[Start]

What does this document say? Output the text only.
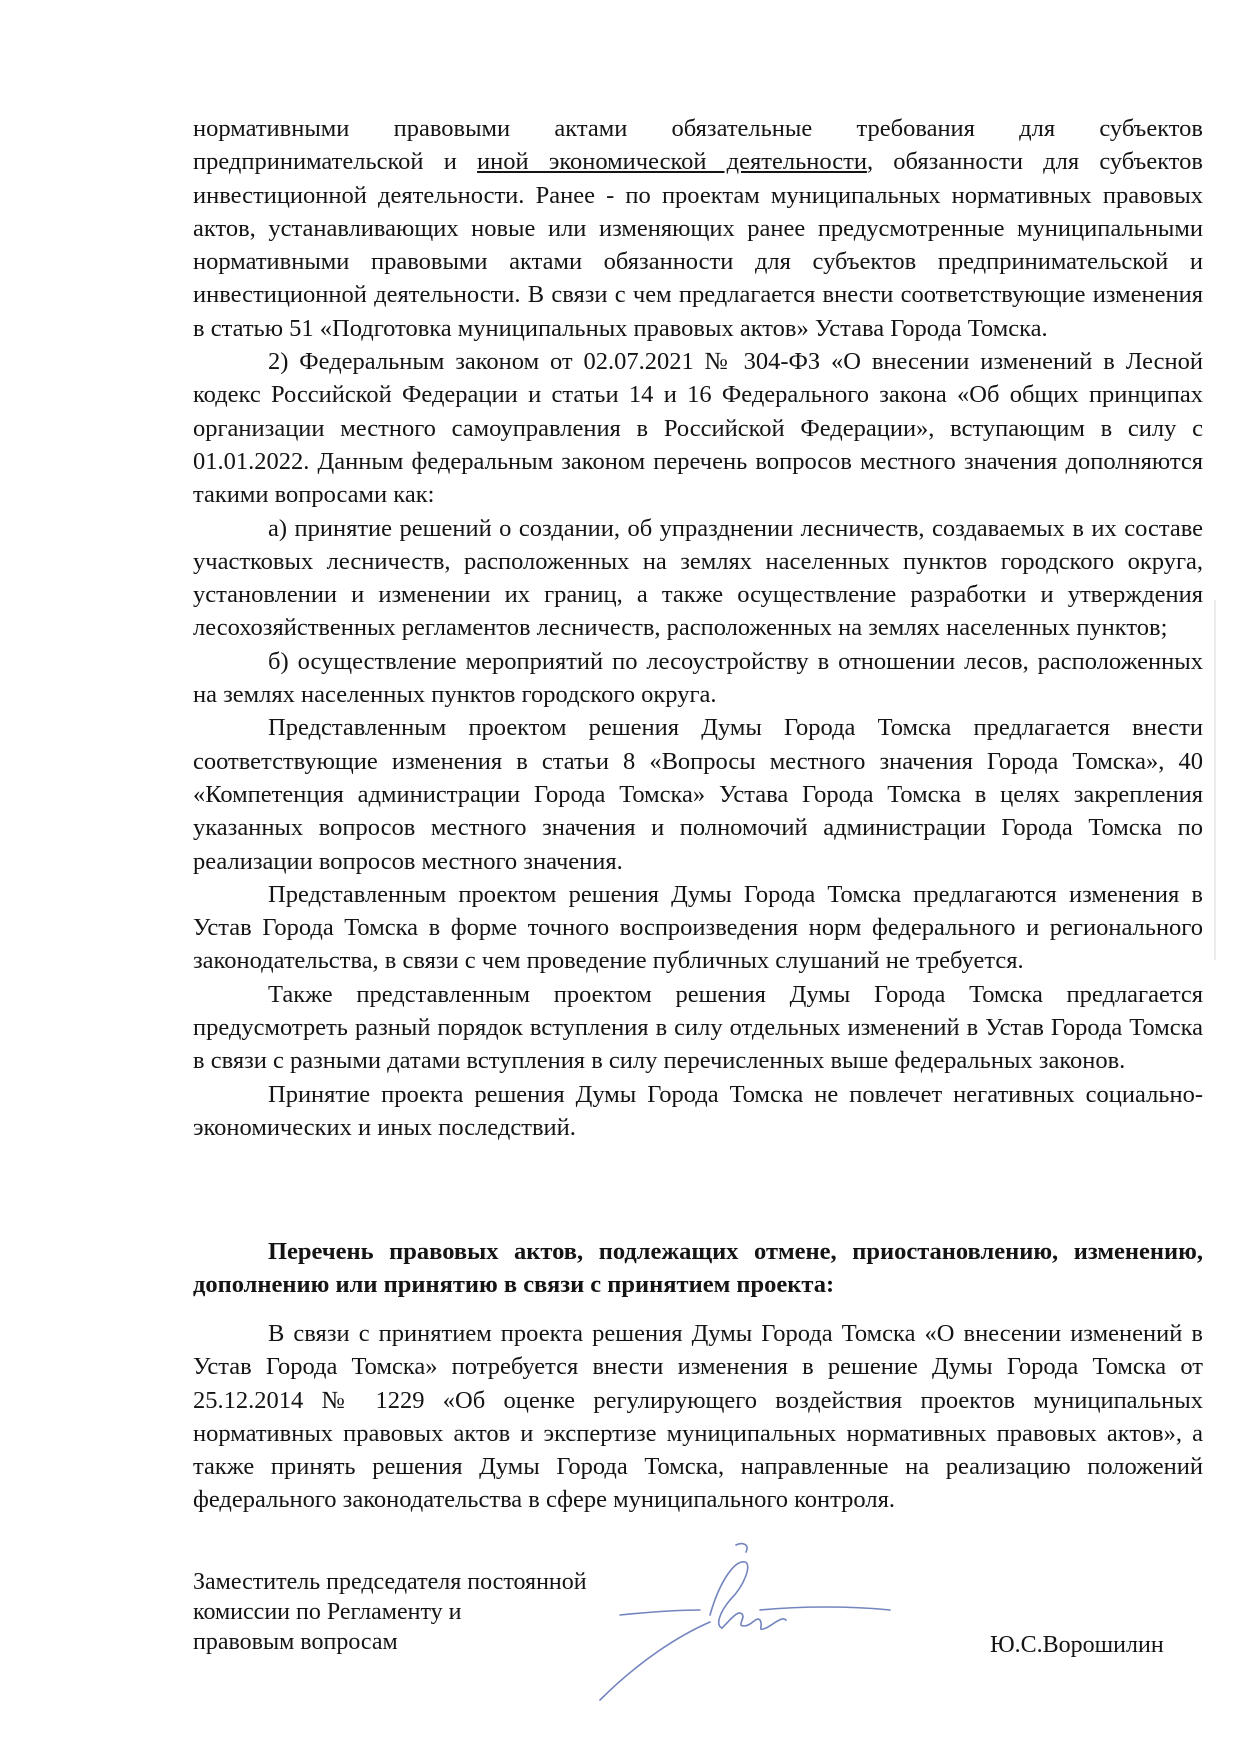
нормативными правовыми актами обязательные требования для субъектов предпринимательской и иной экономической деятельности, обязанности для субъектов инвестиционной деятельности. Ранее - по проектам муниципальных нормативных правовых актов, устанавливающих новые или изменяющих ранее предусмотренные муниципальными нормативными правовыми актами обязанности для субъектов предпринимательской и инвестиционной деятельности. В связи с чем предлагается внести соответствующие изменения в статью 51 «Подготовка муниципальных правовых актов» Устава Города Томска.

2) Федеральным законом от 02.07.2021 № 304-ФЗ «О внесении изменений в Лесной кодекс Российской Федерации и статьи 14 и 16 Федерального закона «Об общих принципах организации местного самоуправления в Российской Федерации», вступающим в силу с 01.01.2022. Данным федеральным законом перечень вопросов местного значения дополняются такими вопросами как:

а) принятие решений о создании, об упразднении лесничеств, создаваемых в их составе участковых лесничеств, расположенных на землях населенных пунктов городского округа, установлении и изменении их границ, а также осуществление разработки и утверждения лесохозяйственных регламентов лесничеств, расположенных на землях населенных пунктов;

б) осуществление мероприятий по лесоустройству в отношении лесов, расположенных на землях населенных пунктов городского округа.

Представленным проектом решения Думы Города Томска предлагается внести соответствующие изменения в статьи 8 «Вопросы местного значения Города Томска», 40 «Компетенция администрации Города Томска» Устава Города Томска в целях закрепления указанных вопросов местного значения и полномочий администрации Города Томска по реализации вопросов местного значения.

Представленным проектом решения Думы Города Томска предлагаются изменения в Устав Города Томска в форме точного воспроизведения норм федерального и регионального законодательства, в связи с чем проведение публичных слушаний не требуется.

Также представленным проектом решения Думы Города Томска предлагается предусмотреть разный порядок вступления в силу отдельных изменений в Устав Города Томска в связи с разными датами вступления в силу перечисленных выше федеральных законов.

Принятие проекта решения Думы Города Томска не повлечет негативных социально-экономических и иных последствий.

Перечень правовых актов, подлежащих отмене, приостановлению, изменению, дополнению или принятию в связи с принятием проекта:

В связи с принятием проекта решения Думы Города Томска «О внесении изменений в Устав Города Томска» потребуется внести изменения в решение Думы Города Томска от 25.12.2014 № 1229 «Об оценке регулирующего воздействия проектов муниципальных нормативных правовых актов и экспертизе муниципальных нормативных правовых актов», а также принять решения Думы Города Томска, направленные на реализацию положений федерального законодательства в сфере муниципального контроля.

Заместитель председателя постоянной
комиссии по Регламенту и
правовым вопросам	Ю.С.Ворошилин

[End]

> [EXERCISE GOAL]:
How many lines in the entries contain the string "округа"? Answer with the number only.

> [SOLUTION BELOW]:
2